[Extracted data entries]
-*-

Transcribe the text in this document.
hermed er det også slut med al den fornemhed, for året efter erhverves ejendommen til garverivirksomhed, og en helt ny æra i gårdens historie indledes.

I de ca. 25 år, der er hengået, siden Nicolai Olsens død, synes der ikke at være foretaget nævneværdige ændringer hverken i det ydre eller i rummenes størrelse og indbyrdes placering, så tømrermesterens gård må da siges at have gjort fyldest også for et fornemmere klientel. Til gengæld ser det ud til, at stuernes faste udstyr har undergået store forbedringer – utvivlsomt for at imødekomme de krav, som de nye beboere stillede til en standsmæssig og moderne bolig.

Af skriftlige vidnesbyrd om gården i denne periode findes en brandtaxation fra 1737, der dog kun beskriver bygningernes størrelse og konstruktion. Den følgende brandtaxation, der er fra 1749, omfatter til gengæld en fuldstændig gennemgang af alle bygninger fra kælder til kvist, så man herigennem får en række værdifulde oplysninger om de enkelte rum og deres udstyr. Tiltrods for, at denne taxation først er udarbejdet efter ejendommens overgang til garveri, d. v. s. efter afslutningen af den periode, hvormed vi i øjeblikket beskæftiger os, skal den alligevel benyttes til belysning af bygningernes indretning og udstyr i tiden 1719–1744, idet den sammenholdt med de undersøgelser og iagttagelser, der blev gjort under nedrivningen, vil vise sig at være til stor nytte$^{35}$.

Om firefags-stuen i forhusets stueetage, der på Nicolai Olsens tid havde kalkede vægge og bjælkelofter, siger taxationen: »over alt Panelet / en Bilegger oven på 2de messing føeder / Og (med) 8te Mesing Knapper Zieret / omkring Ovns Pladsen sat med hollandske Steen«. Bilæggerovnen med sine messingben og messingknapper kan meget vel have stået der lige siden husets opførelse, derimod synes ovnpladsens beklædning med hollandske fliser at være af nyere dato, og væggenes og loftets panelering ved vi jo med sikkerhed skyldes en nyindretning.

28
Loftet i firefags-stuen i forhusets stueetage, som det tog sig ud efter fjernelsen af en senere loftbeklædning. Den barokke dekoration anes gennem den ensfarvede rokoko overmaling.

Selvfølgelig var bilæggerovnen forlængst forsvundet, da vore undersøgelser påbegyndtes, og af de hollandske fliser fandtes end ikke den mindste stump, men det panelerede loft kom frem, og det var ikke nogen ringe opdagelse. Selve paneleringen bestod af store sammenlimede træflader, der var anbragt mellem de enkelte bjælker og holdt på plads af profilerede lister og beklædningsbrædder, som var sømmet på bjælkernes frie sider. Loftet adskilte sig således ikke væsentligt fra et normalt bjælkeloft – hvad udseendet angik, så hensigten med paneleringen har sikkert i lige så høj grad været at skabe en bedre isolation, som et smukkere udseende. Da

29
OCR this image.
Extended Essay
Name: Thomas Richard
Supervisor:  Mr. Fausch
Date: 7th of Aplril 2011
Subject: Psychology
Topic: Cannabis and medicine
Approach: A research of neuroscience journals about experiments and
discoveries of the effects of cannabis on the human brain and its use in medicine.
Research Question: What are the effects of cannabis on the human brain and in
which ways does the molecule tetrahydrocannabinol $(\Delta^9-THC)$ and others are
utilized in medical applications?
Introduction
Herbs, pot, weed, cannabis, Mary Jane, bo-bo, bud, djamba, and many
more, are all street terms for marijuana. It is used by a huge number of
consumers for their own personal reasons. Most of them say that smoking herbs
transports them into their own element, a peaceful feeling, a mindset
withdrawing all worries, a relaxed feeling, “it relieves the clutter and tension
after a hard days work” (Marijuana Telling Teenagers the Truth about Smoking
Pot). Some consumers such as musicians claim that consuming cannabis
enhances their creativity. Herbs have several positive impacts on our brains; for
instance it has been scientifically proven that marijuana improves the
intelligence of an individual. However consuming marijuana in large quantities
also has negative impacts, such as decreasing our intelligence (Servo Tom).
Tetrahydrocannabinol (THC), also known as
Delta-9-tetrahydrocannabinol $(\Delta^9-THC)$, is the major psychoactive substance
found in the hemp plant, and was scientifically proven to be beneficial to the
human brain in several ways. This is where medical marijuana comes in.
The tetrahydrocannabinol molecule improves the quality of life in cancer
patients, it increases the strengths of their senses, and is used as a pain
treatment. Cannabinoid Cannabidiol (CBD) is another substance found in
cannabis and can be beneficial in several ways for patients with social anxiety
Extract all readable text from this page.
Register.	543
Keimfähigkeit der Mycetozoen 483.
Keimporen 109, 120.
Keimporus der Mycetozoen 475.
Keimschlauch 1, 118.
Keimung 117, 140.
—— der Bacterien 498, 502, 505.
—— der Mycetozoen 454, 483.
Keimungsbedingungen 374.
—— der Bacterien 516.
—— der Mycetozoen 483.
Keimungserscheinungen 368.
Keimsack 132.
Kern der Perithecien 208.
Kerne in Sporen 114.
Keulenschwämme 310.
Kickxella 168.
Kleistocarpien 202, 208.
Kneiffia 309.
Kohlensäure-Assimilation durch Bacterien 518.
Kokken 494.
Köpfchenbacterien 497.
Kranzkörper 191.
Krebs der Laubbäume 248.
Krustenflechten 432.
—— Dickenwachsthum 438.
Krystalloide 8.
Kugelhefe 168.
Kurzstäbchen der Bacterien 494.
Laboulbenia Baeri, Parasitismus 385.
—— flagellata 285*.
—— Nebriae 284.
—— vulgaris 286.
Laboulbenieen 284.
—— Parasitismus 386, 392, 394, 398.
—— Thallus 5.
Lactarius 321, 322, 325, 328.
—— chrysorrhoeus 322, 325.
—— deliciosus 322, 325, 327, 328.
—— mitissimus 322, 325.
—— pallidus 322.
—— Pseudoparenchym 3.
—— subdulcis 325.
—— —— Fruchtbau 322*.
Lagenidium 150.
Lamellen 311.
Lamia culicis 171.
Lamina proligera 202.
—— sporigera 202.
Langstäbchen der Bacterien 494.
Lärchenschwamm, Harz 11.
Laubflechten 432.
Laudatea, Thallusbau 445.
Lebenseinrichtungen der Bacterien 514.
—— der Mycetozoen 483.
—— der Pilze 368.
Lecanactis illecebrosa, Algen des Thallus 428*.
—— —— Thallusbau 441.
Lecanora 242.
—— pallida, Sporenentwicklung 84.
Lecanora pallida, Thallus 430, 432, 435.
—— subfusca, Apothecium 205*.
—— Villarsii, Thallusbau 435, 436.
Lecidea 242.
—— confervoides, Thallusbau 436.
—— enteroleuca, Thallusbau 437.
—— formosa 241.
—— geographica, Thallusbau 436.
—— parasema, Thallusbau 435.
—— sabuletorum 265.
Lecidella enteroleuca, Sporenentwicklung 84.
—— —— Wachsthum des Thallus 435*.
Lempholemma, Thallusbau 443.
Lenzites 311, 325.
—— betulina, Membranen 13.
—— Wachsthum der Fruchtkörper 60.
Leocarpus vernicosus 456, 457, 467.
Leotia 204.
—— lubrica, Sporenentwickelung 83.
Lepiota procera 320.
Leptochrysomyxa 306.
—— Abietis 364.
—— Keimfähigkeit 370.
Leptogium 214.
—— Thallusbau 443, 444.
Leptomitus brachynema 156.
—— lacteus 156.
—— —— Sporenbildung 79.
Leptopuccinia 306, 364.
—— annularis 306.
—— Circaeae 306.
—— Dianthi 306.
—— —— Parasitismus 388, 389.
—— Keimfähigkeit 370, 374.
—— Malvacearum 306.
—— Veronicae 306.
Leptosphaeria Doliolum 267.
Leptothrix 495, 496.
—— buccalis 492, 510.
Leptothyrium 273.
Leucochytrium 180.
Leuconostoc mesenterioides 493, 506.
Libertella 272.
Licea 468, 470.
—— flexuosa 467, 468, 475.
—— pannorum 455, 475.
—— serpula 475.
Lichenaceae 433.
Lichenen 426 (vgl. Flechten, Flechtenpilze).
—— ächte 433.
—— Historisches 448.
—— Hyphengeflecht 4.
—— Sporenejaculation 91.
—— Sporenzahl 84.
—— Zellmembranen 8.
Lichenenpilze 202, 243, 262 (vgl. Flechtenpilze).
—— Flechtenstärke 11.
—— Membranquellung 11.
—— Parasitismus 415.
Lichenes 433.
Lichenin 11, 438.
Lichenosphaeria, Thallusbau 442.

-*-

Your goal:
Copy all lines above where "such" is present.

Solution below:
Pot). Some consumers such as musicians claim that consuming cannabis
also has negative impacts, such as decreasing our intelligence (Servo Tom).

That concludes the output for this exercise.